#### DIRECTION:
Make an exact copy of the entries below.
== == ==
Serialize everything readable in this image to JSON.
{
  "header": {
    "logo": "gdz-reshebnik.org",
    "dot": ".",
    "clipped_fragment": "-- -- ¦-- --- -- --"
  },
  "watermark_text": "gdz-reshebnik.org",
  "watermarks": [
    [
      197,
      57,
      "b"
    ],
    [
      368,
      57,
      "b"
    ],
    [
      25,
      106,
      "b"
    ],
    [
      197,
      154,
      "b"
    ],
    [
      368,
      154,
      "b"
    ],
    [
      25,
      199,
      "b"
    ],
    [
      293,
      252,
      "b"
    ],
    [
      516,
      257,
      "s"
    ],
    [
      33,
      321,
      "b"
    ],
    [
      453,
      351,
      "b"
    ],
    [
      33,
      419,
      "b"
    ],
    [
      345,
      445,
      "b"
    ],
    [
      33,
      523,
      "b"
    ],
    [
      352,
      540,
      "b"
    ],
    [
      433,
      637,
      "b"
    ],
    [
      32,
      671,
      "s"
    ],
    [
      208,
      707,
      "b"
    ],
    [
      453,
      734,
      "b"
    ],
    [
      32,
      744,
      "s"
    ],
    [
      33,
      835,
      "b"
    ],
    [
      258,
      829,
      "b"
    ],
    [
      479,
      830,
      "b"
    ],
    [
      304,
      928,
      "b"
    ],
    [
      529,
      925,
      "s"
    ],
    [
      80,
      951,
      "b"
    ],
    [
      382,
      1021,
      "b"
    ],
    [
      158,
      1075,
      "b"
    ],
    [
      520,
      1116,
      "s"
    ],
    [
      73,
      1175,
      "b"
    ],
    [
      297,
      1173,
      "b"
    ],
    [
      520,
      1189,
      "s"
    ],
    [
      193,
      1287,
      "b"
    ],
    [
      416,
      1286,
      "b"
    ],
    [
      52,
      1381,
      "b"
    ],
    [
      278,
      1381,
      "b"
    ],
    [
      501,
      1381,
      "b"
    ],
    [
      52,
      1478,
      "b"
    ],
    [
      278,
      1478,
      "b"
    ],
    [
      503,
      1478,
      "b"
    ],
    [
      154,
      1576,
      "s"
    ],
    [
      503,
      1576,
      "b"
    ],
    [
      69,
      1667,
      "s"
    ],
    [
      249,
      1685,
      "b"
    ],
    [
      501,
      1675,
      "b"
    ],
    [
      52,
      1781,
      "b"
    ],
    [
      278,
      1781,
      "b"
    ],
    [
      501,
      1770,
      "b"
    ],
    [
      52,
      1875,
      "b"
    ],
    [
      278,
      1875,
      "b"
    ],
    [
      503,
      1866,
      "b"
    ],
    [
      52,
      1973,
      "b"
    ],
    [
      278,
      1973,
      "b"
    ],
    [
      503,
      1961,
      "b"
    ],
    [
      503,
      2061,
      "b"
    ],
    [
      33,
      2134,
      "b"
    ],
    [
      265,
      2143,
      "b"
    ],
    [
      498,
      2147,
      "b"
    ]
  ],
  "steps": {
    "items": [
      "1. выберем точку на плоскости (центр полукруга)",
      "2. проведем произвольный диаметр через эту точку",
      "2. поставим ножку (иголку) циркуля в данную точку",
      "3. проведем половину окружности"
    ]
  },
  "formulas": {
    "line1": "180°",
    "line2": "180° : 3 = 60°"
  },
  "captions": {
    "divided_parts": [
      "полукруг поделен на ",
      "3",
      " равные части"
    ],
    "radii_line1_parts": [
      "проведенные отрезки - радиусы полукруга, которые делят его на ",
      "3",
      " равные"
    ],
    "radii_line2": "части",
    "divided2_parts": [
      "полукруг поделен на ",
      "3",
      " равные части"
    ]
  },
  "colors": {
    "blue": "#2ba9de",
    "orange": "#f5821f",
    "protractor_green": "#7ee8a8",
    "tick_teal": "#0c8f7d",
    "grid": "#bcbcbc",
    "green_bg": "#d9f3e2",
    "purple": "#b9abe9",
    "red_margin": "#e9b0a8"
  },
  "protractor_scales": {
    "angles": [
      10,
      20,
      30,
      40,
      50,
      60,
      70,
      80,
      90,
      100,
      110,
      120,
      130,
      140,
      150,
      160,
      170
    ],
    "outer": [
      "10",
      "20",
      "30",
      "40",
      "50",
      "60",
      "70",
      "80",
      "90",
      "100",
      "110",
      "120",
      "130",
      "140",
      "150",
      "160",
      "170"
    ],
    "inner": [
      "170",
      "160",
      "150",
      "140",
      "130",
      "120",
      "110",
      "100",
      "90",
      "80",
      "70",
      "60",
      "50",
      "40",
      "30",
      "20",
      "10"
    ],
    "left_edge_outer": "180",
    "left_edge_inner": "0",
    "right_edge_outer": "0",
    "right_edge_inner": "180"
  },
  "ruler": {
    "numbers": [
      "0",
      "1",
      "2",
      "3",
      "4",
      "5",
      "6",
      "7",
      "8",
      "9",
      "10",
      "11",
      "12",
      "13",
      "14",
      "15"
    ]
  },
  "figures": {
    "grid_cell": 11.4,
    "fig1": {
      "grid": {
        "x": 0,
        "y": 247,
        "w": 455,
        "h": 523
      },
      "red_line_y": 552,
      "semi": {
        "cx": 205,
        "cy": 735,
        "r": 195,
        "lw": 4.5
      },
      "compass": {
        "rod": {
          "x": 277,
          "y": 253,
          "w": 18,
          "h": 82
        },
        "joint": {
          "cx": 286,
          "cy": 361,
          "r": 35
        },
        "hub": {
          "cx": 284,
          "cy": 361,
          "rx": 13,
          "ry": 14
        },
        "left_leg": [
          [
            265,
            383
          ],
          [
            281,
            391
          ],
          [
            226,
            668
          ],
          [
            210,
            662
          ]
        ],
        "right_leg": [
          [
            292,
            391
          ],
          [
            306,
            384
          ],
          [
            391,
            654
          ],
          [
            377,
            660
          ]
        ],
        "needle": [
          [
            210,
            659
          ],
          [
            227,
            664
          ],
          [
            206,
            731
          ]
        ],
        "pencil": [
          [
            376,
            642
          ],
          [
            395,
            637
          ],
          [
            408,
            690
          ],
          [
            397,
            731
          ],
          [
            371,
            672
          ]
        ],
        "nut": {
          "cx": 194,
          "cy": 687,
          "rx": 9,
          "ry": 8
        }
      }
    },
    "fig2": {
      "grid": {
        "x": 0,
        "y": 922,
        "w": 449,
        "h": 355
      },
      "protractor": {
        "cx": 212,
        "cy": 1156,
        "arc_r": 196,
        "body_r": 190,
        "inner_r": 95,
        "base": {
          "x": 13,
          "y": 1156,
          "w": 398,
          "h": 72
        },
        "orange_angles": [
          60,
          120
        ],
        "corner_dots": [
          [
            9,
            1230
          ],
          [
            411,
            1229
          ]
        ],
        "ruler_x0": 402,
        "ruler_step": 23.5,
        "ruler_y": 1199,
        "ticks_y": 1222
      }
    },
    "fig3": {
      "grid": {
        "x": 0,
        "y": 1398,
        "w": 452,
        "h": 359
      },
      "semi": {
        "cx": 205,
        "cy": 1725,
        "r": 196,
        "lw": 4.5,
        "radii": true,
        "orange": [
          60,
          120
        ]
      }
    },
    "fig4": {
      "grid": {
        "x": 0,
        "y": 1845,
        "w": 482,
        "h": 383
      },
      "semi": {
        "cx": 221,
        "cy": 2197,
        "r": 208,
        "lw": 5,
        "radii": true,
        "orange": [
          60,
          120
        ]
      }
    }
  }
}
== == ==
#### EXPECTED OUTPUT:
Serialize everything readable in this image to JSON.
{
  "header": {
    "logo": "gdz-reshebnik.org",
    "dot": ".",
    "clipped_fragment": "-- -- ¦-- --- -- --"
  },
  "watermark_text": "gdz-reshebnik.org",
  "watermarks": [
    [
      197,
      57,
      "b"
    ],
    [
      368,
      57,
      "b"
    ],
    [
      25,
      106,
      "b"
    ],
    [
      197,
      154,
      "b"
    ],
    [
      368,
      154,
      "b"
    ],
    [
      25,
      199,
      "b"
    ],
    [
      293,
      252,
      "b"
    ],
    [
      516,
      257,
      "s"
    ],
    [
      33,
      321,
      "b"
    ],
    [
      453,
      351,
      "b"
    ],
    [
      33,
      419,
      "b"
    ],
    [
      345,
      445,
      "b"
    ],
    [
      33,
      523,
      "b"
    ],
    [
      352,
      540,
      "b"
    ],
    [
      433,
      637,
      "b"
    ],
    [
      32,
      671,
      "s"
    ],
    [
      208,
      707,
      "b"
    ],
    [
      453,
      734,
      "b"
    ],
    [
      32,
      744,
      "s"
    ],
    [
      33,
      835,
      "b"
    ],
    [
      258,
      829,
      "b"
    ],
    [
      479,
      830,
      "b"
    ],
    [
      304,
      928,
      "b"
    ],
    [
      529,
      925,
      "s"
    ],
    [
      80,
      951,
      "b"
    ],
    [
      382,
      1021,
      "b"
    ],
    [
      158,
      1075,
      "b"
    ],
    [
      520,
      1116,
      "s"
    ],
    [
      73,
      1175,
      "b"
    ],
    [
      297,
      1173,
      "b"
    ],
    [
      520,
      1189,
      "s"
    ],
    [
      193,
      1287,
      "b"
    ],
    [
      416,
      1286,
      "b"
    ],
    [
      52,
      1381,
      "b"
    ],
    [
      278,
      1381,
      "b"
    ],
    [
      501,
      1381,
      "b"
    ],
    [
      52,
      1478,
      "b"
    ],
    [
      278,
      1478,
      "b"
    ],
    [
      503,
      1478,
      "b"
    ],
    [
      154,
      1576,
      "s"
    ],
    [
      503,
      1576,
      "b"
    ],
    [
      69,
      1667,
      "s"
    ],
    [
      249,
      1685,
      "b"
    ],
    [
      501,
      1675,
      "b"
    ],
    [
      52,
      1781,
      "b"
    ],
    [
      278,
      1781,
      "b"
    ],
    [
      501,
      1770,
      "b"
    ],
    [
      52,
      1875,
      "b"
    ],
    [
      278,
      1875,
      "b"
    ],
    [
      503,
      1866,
      "b"
    ],
    [
      52,
      1973,
      "b"
    ],
    [
      278,
      1973,
      "b"
    ],
    [
      503,
      1961,
      "b"
    ],
    [
      503,
      2061,
      "b"
    ],
    [
      33,
      2134,
      "b"
    ],
    [
      265,
      2143,
      "b"
    ],
    [
      498,
      2147,
      "b"
    ]
  ],
  "steps": {
    "items": [
      "1. выберем точку на плоскости (центр полукруга)",
      "2. проведем произвольный диаметр через эту точку",
      "2. поставим ножку (иголку) циркуля в данную точку",
      "3. проведем половину окружности"
    ]
  },
  "formulas": {
    "line1": "180°",
    "line2": "180° : 3 = 60°"
  },
  "captions": {
    "divided_parts": [
      "полукруг поделен на ",
      "3",
      " равные части"
    ],
    "radii_line1_parts": [
      "проведенные отрезки - радиусы полукруга, которые делят его на ",
      "3",
      " равные"
    ],
    "radii_line2": "части",
    "divided2_parts": [
      "полукруг поделен на ",
      "3",
      " равные части"
    ]
  },
  "colors": {
    "blue": "#2ba9de",
    "orange": "#f5821f",
    "protractor_green": "#7ee8a8",
    "tick_teal": "#0c8f7d",
    "grid": "#bcbcbc",
    "green_bg": "#d9f3e2",
    "purple": "#b9abe9",
    "red_margin": "#e9b0a8"
  },
  "protractor_scales": {
    "angles": [
      10,
      20,
      30,
      40,
      50,
      60,
      70,
      80,
      90,
      100,
      110,
      120,
      130,
      140,
      150,
      160,
      170
    ],
    "outer": [
      "10",
      "20",
      "30",
      "40",
      "50",
      "60",
      "70",
      "80",
      "90",
      "100",
      "110",
      "120",
      "130",
      "140",
      "150",
      "160",
      "170"
    ],
    "inner": [
      "170",
      "160",
      "150",
      "140",
      "130",
      "120",
      "110",
      "100",
      "90",
      "80",
      "70",
      "60",
      "50",
      "40",
      "30",
      "20",
      "10"
    ],
    "left_edge_outer": "180",
    "left_edge_inner": "0",
    "right_edge_outer": "0",
    "right_edge_inner": "180"
  },
  "ruler": {
    "numbers": [
      "0",
      "1",
      "2",
      "3",
      "4",
      "5",
      "6",
      "7",
      "8",
      "9",
      "10",
      "11",
      "12",
      "13",
      "14",
      "15"
    ]
  },
  "figures": {
    "grid_cell": 11.4,
    "fig1": {
      "grid": {
        "x": 0,
        "y": 247,
        "w": 455,
        "h": 523
      },
      "red_line_y": 552,
      "semi": {
        "cx": 205,
        "cy": 735,
        "r": 195,
        "lw": 4.5
      },
      "compass": {
        "rod": {
          "x": 277,
          "y": 253,
          "w": 18,
          "h": 82
        },
        "joint": {
          "cx": 286,
          "cy": 361,
          "r": 35
        },
        "hub": {
          "cx": 284,
          "cy": 361,
          "rx": 13,
          "ry": 14
        },
        "left_leg": [
          [
            265,
            383
          ],
          [
            281,
            391
          ],
          [
            226,
            668
          ],
          [
            210,
            662
          ]
        ],
        "right_leg": [
          [
            292,
            391
          ],
          [
            306,
            384
          ],
          [
            391,
            654
          ],
          [
            377,
            660
          ]
        ],
        "needle": [
          [
            210,
            659
          ],
          [
            227,
            664
          ],
          [
            206,
            731
          ]
        ],
        "pencil": [
          [
            376,
            642
          ],
          [
            395,
            637
          ],
          [
            408,
            690
          ],
          [
            397,
            731
          ],
          [
            371,
            672
          ]
        ],
        "nut": {
          "cx": 194,
          "cy": 687,
          "rx": 9,
          "ry": 8
        }
      }
    },
    "fig2": {
      "grid": {
        "x": 0,
        "y": 922,
        "w": 449,
        "h": 355
      },
      "protractor": {
        "cx": 212,
        "cy": 1156,
        "arc_r": 196,
        "body_r": 190,
        "inner_r": 95,
        "base": {
          "x": 13,
          "y": 1156,
          "w": 398,
          "h": 72
        },
        "orange_angles": [
          60,
          120
        ],
        "corner_dots": [
          [
            9,
            1230
          ],
          [
            411,
            1229
          ]
        ],
        "ruler_x0": 402,
        "ruler_step": 23.5,
        "ruler_y": 1199,
        "ticks_y": 1222
      }
    },
    "fig3": {
      "grid": {
        "x": 0,
        "y": 1398,
        "w": 452,
        "h": 359
      },
      "semi": {
        "cx": 205,
        "cy": 1725,
        "r": 196,
        "lw": 4.5,
        "radii": true,
        "orange": [
          60,
          120
        ]
      }
    },
    "fig4": {
      "grid": {
        "x": 0,
        "y": 1845,
        "w": 482,
        "h": 383
      },
      "semi": {
        "cx": 221,
        "cy": 2197,
        "r": 208,
        "lw": 5,
        "radii": true,
        "orange": [
          60,
          120
        ]
      }
    }
  }
}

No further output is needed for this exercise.